**DATA IN THIS EXERCISE:**
· · ·

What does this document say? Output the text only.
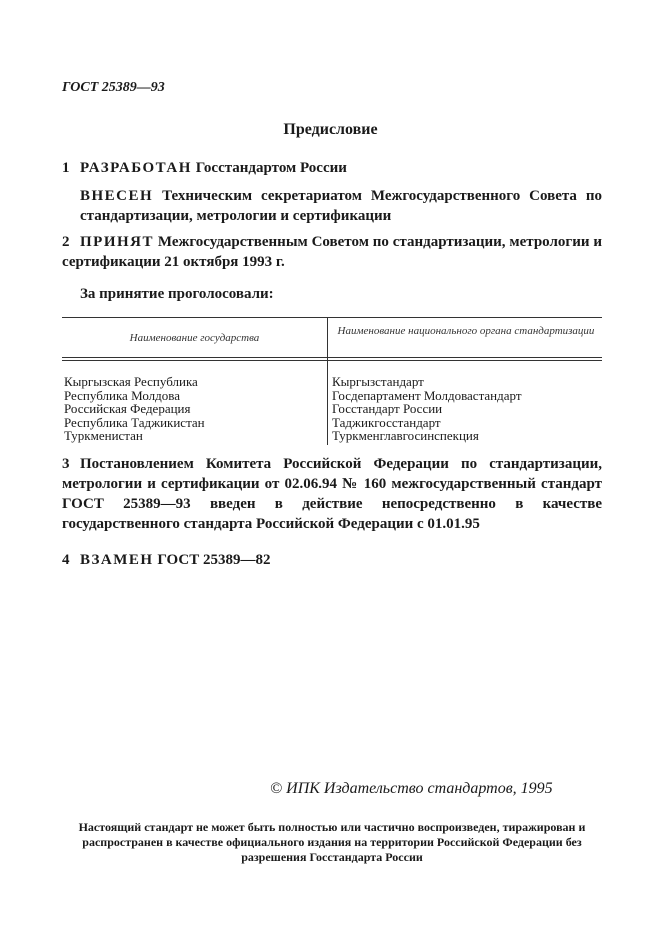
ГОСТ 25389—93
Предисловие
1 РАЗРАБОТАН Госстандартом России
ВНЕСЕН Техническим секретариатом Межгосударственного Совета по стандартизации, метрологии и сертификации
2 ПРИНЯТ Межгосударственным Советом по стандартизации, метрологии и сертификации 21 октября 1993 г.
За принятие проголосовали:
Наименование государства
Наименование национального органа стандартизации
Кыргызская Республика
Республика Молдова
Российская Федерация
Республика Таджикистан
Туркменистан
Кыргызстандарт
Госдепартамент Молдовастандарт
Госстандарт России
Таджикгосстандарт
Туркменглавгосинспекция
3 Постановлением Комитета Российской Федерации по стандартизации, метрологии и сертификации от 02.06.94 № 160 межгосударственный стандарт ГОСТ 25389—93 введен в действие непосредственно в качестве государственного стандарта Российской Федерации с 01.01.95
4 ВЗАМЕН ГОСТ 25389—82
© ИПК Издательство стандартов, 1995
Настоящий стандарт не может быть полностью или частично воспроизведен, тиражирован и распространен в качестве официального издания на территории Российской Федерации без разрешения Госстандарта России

· · ·

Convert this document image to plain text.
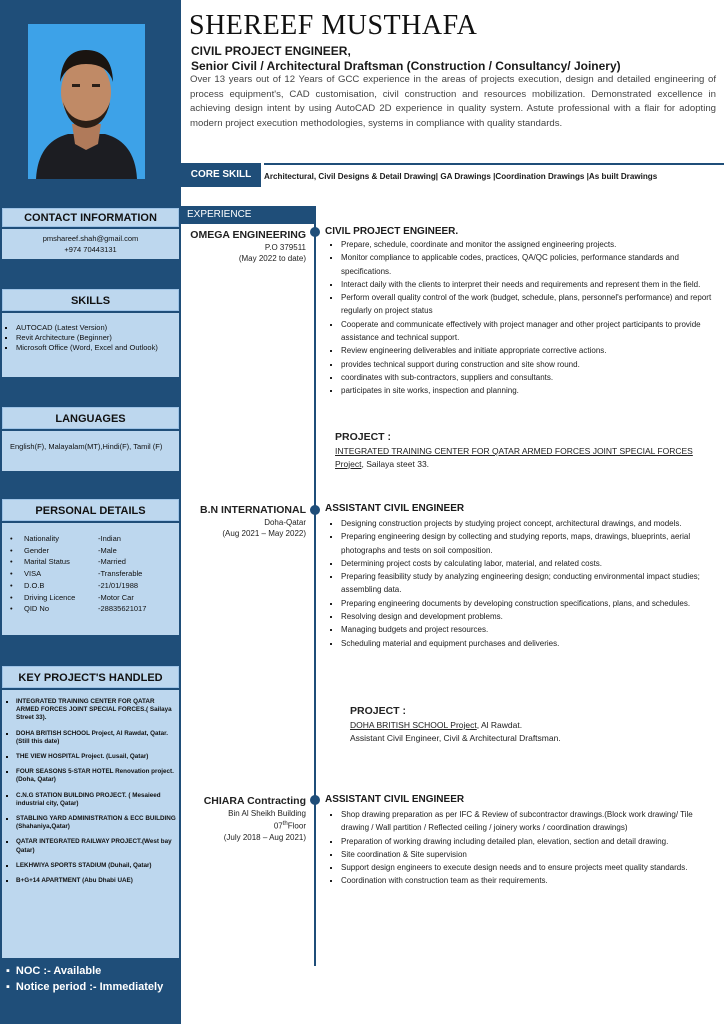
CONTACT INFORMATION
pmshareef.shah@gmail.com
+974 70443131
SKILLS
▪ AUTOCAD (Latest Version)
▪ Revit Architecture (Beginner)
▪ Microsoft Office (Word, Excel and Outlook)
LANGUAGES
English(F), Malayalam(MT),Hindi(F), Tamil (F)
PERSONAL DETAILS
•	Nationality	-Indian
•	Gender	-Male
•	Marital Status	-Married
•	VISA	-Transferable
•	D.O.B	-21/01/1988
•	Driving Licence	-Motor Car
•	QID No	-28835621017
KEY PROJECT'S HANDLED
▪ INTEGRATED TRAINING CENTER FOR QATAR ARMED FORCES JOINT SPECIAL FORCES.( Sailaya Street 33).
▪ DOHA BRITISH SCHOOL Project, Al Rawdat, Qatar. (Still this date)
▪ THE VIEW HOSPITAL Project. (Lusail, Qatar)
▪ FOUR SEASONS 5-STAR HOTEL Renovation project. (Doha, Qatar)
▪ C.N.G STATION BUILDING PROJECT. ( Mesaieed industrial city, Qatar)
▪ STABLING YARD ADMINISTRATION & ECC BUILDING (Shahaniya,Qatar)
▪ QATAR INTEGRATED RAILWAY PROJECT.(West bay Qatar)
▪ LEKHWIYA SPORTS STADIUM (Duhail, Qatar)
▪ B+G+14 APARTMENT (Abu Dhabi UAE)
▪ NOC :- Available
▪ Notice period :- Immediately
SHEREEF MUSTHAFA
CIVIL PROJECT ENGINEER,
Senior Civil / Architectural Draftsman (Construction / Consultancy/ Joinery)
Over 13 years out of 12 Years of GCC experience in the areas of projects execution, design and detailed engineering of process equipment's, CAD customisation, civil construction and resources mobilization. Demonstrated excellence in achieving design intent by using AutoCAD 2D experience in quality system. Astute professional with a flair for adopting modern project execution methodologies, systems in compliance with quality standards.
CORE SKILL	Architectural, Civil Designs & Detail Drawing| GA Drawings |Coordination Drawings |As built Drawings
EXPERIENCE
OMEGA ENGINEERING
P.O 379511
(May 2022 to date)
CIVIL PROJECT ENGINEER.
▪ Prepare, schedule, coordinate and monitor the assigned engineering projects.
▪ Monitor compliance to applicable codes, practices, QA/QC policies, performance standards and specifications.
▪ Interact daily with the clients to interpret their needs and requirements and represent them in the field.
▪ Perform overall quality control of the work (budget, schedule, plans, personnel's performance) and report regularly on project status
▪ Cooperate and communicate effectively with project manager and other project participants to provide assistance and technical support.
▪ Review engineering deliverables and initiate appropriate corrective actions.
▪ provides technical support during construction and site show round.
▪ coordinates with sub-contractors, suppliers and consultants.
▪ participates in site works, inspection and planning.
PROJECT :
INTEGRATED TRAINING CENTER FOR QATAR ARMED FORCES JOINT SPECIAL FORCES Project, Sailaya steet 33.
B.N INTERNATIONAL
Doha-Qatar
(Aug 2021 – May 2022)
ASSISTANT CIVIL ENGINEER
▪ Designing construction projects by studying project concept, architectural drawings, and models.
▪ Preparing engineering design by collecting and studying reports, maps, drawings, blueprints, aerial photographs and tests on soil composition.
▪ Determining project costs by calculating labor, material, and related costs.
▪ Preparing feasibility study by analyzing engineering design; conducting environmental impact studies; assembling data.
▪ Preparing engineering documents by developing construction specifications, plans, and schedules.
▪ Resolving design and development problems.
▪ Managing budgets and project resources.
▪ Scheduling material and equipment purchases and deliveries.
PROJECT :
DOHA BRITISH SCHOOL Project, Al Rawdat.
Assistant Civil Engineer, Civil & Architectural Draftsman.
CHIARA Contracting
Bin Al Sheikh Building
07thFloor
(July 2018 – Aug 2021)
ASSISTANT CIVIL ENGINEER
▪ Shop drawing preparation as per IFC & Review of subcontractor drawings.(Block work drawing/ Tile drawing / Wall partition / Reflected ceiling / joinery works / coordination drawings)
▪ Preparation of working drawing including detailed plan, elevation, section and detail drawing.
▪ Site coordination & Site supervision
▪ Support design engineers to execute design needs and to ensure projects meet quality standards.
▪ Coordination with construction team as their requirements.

· · ·

**INSTRUCTION:**
Of all the lines above, how many contain "works"? Give the number and nothing more.

**ANSWER BELOW:**
2